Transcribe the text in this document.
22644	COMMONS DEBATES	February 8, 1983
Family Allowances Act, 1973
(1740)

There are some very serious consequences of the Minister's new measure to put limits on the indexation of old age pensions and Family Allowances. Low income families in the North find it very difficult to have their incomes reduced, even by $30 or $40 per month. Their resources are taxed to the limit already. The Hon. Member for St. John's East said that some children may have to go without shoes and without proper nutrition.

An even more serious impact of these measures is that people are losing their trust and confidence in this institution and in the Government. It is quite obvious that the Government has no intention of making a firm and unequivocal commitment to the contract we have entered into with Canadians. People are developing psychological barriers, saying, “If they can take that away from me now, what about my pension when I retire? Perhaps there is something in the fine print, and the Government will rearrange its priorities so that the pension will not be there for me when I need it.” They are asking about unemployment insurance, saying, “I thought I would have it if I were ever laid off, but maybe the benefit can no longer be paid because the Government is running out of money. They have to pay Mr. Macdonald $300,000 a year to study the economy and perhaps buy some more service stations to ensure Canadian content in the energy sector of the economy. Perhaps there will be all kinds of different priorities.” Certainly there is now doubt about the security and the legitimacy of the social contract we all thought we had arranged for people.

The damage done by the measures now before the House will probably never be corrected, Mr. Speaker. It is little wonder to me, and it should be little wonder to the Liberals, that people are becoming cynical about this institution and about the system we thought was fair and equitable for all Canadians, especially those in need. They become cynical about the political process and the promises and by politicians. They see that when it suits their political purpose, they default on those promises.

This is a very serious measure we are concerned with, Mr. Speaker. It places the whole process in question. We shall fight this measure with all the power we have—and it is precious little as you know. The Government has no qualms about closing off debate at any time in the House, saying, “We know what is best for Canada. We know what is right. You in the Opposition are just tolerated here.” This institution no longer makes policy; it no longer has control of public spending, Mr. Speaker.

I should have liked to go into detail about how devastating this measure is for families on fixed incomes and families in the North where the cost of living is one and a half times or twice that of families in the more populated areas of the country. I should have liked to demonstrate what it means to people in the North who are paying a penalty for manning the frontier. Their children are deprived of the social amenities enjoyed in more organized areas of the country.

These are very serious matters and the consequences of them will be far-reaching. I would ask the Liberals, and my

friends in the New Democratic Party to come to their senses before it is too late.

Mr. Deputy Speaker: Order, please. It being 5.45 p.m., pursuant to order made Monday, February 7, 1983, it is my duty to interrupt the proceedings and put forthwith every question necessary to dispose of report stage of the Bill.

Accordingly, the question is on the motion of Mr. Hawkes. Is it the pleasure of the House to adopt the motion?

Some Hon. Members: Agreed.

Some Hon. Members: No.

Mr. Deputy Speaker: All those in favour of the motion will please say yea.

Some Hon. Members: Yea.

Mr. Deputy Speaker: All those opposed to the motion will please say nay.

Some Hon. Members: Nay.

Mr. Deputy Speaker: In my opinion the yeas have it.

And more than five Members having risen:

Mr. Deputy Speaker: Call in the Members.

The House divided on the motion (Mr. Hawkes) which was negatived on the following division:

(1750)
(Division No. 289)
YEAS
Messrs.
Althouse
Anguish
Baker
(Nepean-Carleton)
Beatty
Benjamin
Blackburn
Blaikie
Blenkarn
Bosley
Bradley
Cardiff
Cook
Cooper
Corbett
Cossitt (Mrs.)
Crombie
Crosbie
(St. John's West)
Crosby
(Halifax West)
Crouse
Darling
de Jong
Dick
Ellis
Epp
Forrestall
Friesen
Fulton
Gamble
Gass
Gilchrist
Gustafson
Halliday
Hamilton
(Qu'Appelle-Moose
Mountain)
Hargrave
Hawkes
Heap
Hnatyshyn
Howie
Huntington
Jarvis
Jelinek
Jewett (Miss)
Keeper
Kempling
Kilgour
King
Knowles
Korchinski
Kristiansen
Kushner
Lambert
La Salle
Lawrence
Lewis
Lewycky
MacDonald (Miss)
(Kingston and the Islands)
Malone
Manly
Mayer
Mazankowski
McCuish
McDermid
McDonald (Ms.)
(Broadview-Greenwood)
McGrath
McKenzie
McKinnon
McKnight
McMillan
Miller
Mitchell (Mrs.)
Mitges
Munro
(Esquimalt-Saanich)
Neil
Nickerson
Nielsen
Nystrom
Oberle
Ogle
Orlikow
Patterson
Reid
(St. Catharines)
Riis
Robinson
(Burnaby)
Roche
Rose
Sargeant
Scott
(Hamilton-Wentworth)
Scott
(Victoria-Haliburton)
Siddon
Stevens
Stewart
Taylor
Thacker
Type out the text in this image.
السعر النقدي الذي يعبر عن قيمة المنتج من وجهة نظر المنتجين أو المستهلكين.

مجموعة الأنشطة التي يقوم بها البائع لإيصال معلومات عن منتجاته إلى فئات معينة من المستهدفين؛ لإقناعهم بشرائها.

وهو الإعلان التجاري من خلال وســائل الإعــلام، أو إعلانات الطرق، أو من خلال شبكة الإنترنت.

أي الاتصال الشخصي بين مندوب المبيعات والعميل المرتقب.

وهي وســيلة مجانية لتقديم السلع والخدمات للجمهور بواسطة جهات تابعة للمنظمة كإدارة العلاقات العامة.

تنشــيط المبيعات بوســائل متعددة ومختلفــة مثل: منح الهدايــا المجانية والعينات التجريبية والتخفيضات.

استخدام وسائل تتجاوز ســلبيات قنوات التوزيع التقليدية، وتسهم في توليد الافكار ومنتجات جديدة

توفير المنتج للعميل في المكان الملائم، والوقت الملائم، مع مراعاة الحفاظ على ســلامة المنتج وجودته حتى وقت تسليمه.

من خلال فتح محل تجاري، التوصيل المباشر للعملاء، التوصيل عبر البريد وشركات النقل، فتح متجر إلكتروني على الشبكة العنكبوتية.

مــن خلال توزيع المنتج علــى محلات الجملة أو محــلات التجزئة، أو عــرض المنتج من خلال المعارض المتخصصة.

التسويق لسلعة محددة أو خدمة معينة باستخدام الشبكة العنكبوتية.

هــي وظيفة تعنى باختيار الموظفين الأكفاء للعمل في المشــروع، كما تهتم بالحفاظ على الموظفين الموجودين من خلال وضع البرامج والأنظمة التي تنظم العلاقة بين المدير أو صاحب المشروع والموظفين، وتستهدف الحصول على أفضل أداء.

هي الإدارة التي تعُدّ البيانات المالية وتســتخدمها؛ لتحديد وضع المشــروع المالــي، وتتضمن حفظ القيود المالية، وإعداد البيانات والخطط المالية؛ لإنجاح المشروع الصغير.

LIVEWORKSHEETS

• • • • •

- [INSTRUCTIONS FOR THE TASK]:
Set all of the records down again, exactly as they stand.

- [FINAL ANSWER]:
Transcribe the text in this document.
22644	COMMONS DEBATES	February 8, 1983
Family Allowances Act, 1973
(1740)

There are some very serious consequences of the Minister's new measure to put limits on the indexation of old age pensions and Family Allowances. Low income families in the North find it very difficult to have their incomes reduced, even by $30 or $40 per month. Their resources are taxed to the limit already. The Hon. Member for St. John's East said that some children may have to go without shoes and without proper nutrition.

An even more serious impact of these measures is that people are losing their trust and confidence in this institution and in the Government. It is quite obvious that the Government has no intention of making a firm and unequivocal commitment to the contract we have entered into with Canadians. People are developing psychological barriers, saying, “If they can take that away from me now, what about my pension when I retire? Perhaps there is something in the fine print, and the Government will rearrange its priorities so that the pension will not be there for me when I need it.” They are asking about unemployment insurance, saying, “I thought I would have it if I were ever laid off, but maybe the benefit can no longer be paid because the Government is running out of money. They have to pay Mr. Macdonald $300,000 a year to study the economy and perhaps buy some more service stations to ensure Canadian content in the energy sector of the economy. Perhaps there will be all kinds of different priorities.” Certainly there is now doubt about the security and the legitimacy of the social contract we all thought we had arranged for people.

The damage done by the measures now before the House will probably never be corrected, Mr. Speaker. It is little wonder to me, and it should be little wonder to the Liberals, that people are becoming cynical about this institution and about the system we thought was fair and equitable for all Canadians, especially those in need. They become cynical about the political process and the promises and by politicians. They see that when it suits their political purpose, they default on those promises.

This is a very serious measure we are concerned with, Mr. Speaker. It places the whole process in question. We shall fight this measure with all the power we have—and it is precious little as you know. The Government has no qualms about closing off debate at any time in the House, saying, “We know what is best for Canada. We know what is right. You in the Opposition are just tolerated here.” This institution no longer makes policy; it no longer has control of public spending, Mr. Speaker.

I should have liked to go into detail about how devastating this measure is for families on fixed incomes and families in the North where the cost of living is one and a half times or twice that of families in the more populated areas of the country. I should have liked to demonstrate what it means to people in the North who are paying a penalty for manning the frontier. Their children are deprived of the social amenities enjoyed in more organized areas of the country.

These are very serious matters and the consequences of them will be far-reaching. I would ask the Liberals, and my

friends in the New Democratic Party to come to their senses before it is too late.

Mr. Deputy Speaker: Order, please. It being 5.45 p.m., pursuant to order made Monday, February 7, 1983, it is my duty to interrupt the proceedings and put forthwith every question necessary to dispose of report stage of the Bill.

Accordingly, the question is on the motion of Mr. Hawkes. Is it the pleasure of the House to adopt the motion?

Some Hon. Members: Agreed.

Some Hon. Members: No.

Mr. Deputy Speaker: All those in favour of the motion will please say yea.

Some Hon. Members: Yea.

Mr. Deputy Speaker: All those opposed to the motion will please say nay.

Some Hon. Members: Nay.

Mr. Deputy Speaker: In my opinion the yeas have it.

And more than five Members having risen:

Mr. Deputy Speaker: Call in the Members.

The House divided on the motion (Mr. Hawkes) which was negatived on the following division:

(1750)
(Division No. 289)
YEAS
Messrs.
Althouse
Anguish
Baker
(Nepean-Carleton)
Beatty
Benjamin
Blackburn
Blaikie
Blenkarn
Bosley
Bradley
Cardiff
Cook
Cooper
Corbett
Cossitt (Mrs.)
Crombie
Crosbie
(St. John's West)
Crosby
(Halifax West)
Crouse
Darling
de Jong
Dick
Ellis
Epp
Forrestall
Friesen
Fulton
Gamble
Gass
Gilchrist
Gustafson
Halliday
Hamilton
(Qu'Appelle-Moose
Mountain)
Hargrave
Hawkes
Heap
Hnatyshyn
Howie
Huntington
Jarvis
Jelinek
Jewett (Miss)
Keeper
Kempling
Kilgour
King
Knowles
Korchinski
Kristiansen
Kushner
Lambert
La Salle
Lawrence
Lewis
Lewycky
MacDonald (Miss)
(Kingston and the Islands)
Malone
Manly
Mayer
Mazankowski
McCuish
McDermid
McDonald (Ms.)
(Broadview-Greenwood)
McGrath
McKenzie
McKinnon
McKnight
McMillan
Miller
Mitchell (Mrs.)
Mitges
Munro
(Esquimalt-Saanich)
Neil
Nickerson
Nielsen
Nystrom
Oberle
Ogle
Orlikow
Patterson
Reid
(St. Catharines)
Riis
Robinson
(Burnaby)
Roche
Rose
Sargeant
Scott
(Hamilton-Wentworth)
Scott
(Victoria-Haliburton)
Siddon
Stevens
Stewart
Taylor
Thacker
Type out the text in this image.
السعر النقدي الذي يعبر عن قيمة المنتج من وجهة نظر المنتجين أو المستهلكين.

مجموعة الأنشطة التي يقوم بها البائع لإيصال معلومات عن منتجاته إلى فئات معينة من المستهدفين؛ لإقناعهم بشرائها.

وهو الإعلان التجاري من خلال وســائل الإعــلام، أو إعلانات الطرق، أو من خلال شبكة الإنترنت.

أي الاتصال الشخصي بين مندوب المبيعات والعميل المرتقب.

وهي وســيلة مجانية لتقديم السلع والخدمات للجمهور بواسطة جهات تابعة للمنظمة كإدارة العلاقات العامة.

تنشــيط المبيعات بوســائل متعددة ومختلفــة مثل: منح الهدايــا المجانية والعينات التجريبية والتخفيضات.

استخدام وسائل تتجاوز ســلبيات قنوات التوزيع التقليدية، وتسهم في توليد الافكار ومنتجات جديدة

توفير المنتج للعميل في المكان الملائم، والوقت الملائم، مع مراعاة الحفاظ على ســلامة المنتج وجودته حتى وقت تسليمه.

من خلال فتح محل تجاري، التوصيل المباشر للعملاء، التوصيل عبر البريد وشركات النقل، فتح متجر إلكتروني على الشبكة العنكبوتية.

مــن خلال توزيع المنتج علــى محلات الجملة أو محــلات التجزئة، أو عــرض المنتج من خلال المعارض المتخصصة.

التسويق لسلعة محددة أو خدمة معينة باستخدام الشبكة العنكبوتية.

هــي وظيفة تعنى باختيار الموظفين الأكفاء للعمل في المشــروع، كما تهتم بالحفاظ على الموظفين الموجودين من خلال وضع البرامج والأنظمة التي تنظم العلاقة بين المدير أو صاحب المشروع والموظفين، وتستهدف الحصول على أفضل أداء.

هي الإدارة التي تعُدّ البيانات المالية وتســتخدمها؛ لتحديد وضع المشــروع المالــي، وتتضمن حفظ القيود المالية، وإعداد البيانات والخطط المالية؛ لإنجاح المشروع الصغير.

LIVEWORKSHEETS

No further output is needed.